» Problem details:
Without including any images, reproduce each entry exactly.

----

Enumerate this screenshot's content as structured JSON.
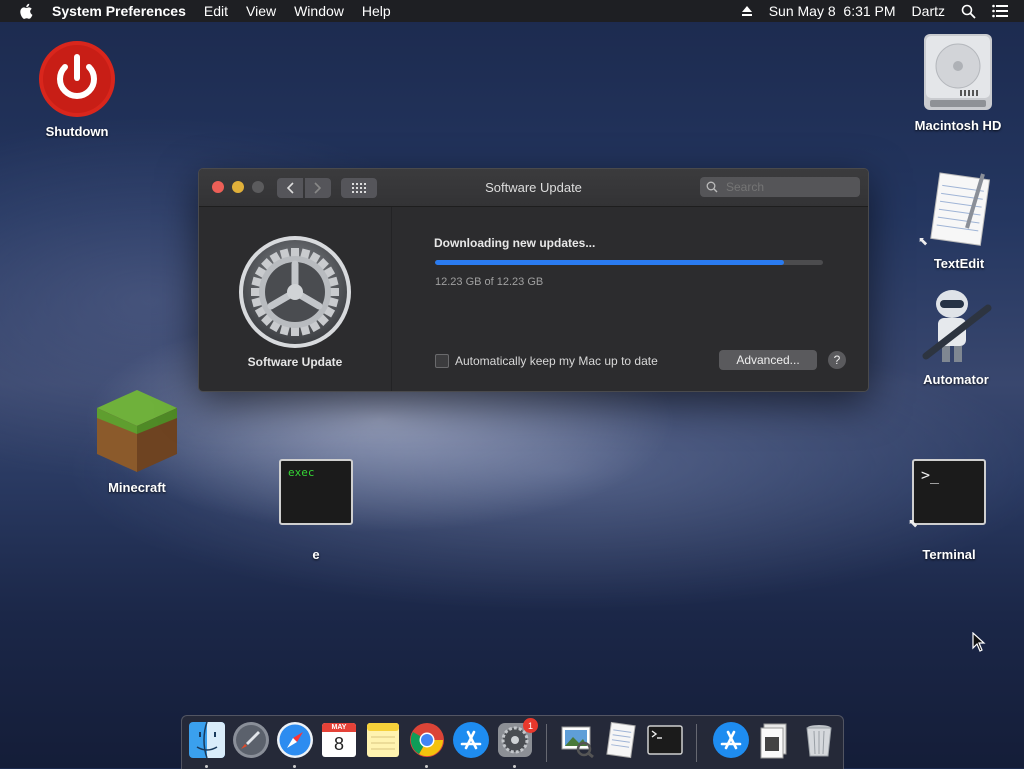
{
  "menubar": {
    "app_name": "System Preferences",
    "items": [
      "Edit",
      "View",
      "Window",
      "Help"
    ],
    "datetime": "Sun May 8  6:31 PM",
    "user": "Dartz"
  },
  "desktop": {
    "shutdown": "Shutdown",
    "macintosh_hd": "Macintosh HD",
    "textedit": "TextEdit",
    "automator": "Automator",
    "minecraft": "Minecraft",
    "exec_file": "e",
    "exec_tag": "exec",
    "terminal": "Terminal",
    "terminal_prompt": ">_"
  },
  "window": {
    "title": "Software Update",
    "search_placeholder": "Search",
    "pane_caption": "Software Update",
    "status": "Downloading new updates...",
    "progress_fraction": 0.9,
    "size_text": "12.23 GB of 12.23 GB",
    "auto_update_label": "Automatically keep my Mac up to date",
    "advanced_label": "Advanced...",
    "help_label": "?"
  },
  "dock": {
    "calendar_month": "MAY",
    "calendar_day": "8",
    "prefs_badge": "1"
  },
  "colors": {
    "accent": "#2a7bf0",
    "shutdown_red": "#d9261c"
  }
}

----

» Result of this task:
Enumerate this screenshot's content as structured JSON.
{
  "menubar": {
    "app_name": "System Preferences",
    "items": [
      "Edit",
      "View",
      "Window",
      "Help"
    ],
    "datetime": "Sun May 8  6:31 PM",
    "user": "Dartz"
  },
  "desktop": {
    "shutdown": "Shutdown",
    "macintosh_hd": "Macintosh HD",
    "textedit": "TextEdit",
    "automator": "Automator",
    "minecraft": "Minecraft",
    "exec_file": "e",
    "exec_tag": "exec",
    "terminal": "Terminal",
    "terminal_prompt": ">_"
  },
  "window": {
    "title": "Software Update",
    "search_placeholder": "Search",
    "pane_caption": "Software Update",
    "status": "Downloading new updates...",
    "progress_fraction": 0.9,
    "size_text": "12.23 GB of 12.23 GB",
    "auto_update_label": "Automatically keep my Mac up to date",
    "advanced_label": "Advanced...",
    "help_label": "?"
  },
  "dock": {
    "calendar_month": "MAY",
    "calendar_day": "8",
    "prefs_badge": "1"
  },
  "colors": {
    "accent": "#2a7bf0",
    "shutdown_red": "#d9261c"
  }
}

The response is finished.